GIVEN TASK: Produce a verbatim copy of the entries listed below.

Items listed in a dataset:
■ ■ ■ ■ ■ ■ ■

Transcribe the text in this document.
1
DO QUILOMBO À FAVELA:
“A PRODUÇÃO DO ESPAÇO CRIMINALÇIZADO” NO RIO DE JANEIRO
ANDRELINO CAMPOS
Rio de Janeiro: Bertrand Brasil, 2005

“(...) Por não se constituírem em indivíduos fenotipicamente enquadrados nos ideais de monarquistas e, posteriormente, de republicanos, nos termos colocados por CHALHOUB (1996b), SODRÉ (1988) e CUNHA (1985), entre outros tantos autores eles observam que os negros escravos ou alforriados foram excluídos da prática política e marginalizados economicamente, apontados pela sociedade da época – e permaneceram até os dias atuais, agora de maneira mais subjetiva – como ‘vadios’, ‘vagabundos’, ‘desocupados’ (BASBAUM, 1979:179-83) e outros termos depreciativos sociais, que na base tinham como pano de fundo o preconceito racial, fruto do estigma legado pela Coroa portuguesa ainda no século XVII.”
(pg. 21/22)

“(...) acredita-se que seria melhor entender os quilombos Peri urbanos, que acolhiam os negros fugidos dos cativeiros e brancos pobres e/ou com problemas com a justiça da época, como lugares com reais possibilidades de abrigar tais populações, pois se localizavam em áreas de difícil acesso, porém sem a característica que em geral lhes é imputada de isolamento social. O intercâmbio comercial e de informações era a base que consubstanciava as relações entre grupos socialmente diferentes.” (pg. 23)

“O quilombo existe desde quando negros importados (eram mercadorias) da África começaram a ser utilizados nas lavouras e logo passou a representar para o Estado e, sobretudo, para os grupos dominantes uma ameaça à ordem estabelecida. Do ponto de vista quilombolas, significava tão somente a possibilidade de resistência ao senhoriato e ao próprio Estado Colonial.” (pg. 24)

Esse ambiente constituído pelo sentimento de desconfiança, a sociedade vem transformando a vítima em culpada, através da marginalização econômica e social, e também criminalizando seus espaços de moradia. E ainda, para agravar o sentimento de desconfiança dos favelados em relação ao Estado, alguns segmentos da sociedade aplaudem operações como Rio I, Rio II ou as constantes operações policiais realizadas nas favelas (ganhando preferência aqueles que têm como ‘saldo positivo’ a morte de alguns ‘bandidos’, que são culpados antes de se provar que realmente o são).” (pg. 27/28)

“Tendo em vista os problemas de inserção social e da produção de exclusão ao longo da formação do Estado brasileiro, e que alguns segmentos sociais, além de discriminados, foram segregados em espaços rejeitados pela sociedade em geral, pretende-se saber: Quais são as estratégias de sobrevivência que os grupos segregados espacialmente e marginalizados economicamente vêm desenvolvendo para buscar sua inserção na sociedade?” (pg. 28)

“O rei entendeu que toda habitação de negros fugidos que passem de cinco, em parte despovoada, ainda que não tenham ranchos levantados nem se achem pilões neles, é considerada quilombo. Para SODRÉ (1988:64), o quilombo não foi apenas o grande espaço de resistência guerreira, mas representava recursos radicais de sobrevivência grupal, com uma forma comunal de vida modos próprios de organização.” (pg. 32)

■ ■ ■ ■ ■ ■ ■

REPLY:
Transcribe the text in this document.
1
DO QUILOMBO À FAVELA:
“A PRODUÇÃO DO ESPAÇO CRIMINALÇIZADO” NO RIO DE JANEIRO
ANDRELINO CAMPOS
Rio de Janeiro: Bertrand Brasil, 2005

“(...) Por não se constituírem em indivíduos fenotipicamente enquadrados nos ideais de monarquistas e, posteriormente, de republicanos, nos termos colocados por CHALHOUB (1996b), SODRÉ (1988) e CUNHA (1985), entre outros tantos autores eles observam que os negros escravos ou alforriados foram excluídos da prática política e marginalizados economicamente, apontados pela sociedade da época – e permaneceram até os dias atuais, agora de maneira mais subjetiva – como ‘vadios’, ‘vagabundos’, ‘desocupados’ (BASBAUM, 1979:179-83) e outros termos depreciativos sociais, que na base tinham como pano de fundo o preconceito racial, fruto do estigma legado pela Coroa portuguesa ainda no século XVII.”
(pg. 21/22)

“(...) acredita-se que seria melhor entender os quilombos Peri urbanos, que acolhiam os negros fugidos dos cativeiros e brancos pobres e/ou com problemas com a justiça da época, como lugares com reais possibilidades de abrigar tais populações, pois se localizavam em áreas de difícil acesso, porém sem a característica que em geral lhes é imputada de isolamento social. O intercâmbio comercial e de informações era a base que consubstanciava as relações entre grupos socialmente diferentes.” (pg. 23)

“O quilombo existe desde quando negros importados (eram mercadorias) da África começaram a ser utilizados nas lavouras e logo passou a representar para o Estado e, sobretudo, para os grupos dominantes uma ameaça à ordem estabelecida. Do ponto de vista quilombolas, significava tão somente a possibilidade de resistência ao senhoriato e ao próprio Estado Colonial.” (pg. 24)

Esse ambiente constituído pelo sentimento de desconfiança, a sociedade vem transformando a vítima em culpada, através da marginalização econômica e social, e também criminalizando seus espaços de moradia. E ainda, para agravar o sentimento de desconfiança dos favelados em relação ao Estado, alguns segmentos da sociedade aplaudem operações como Rio I, Rio II ou as constantes operações policiais realizadas nas favelas (ganhando preferência aqueles que têm como ‘saldo positivo’ a morte de alguns ‘bandidos’, que são culpados antes de se provar que realmente o são).” (pg. 27/28)

“Tendo em vista os problemas de inserção social e da produção de exclusão ao longo da formação do Estado brasileiro, e que alguns segmentos sociais, além de discriminados, foram segregados em espaços rejeitados pela sociedade em geral, pretende-se saber: Quais são as estratégias de sobrevivência que os grupos segregados espacialmente e marginalizados economicamente vêm desenvolvendo para buscar sua inserção na sociedade?” (pg. 28)

“O rei entendeu que toda habitação de negros fugidos que passem de cinco, em parte despovoada, ainda que não tenham ranchos levantados nem se achem pilões neles, é considerada quilombo. Para SODRÉ (1988:64), o quilombo não foi apenas o grande espaço de resistência guerreira, mas representava recursos radicais de sobrevivência grupal, com uma forma comunal de vida modos próprios de organização.” (pg. 32)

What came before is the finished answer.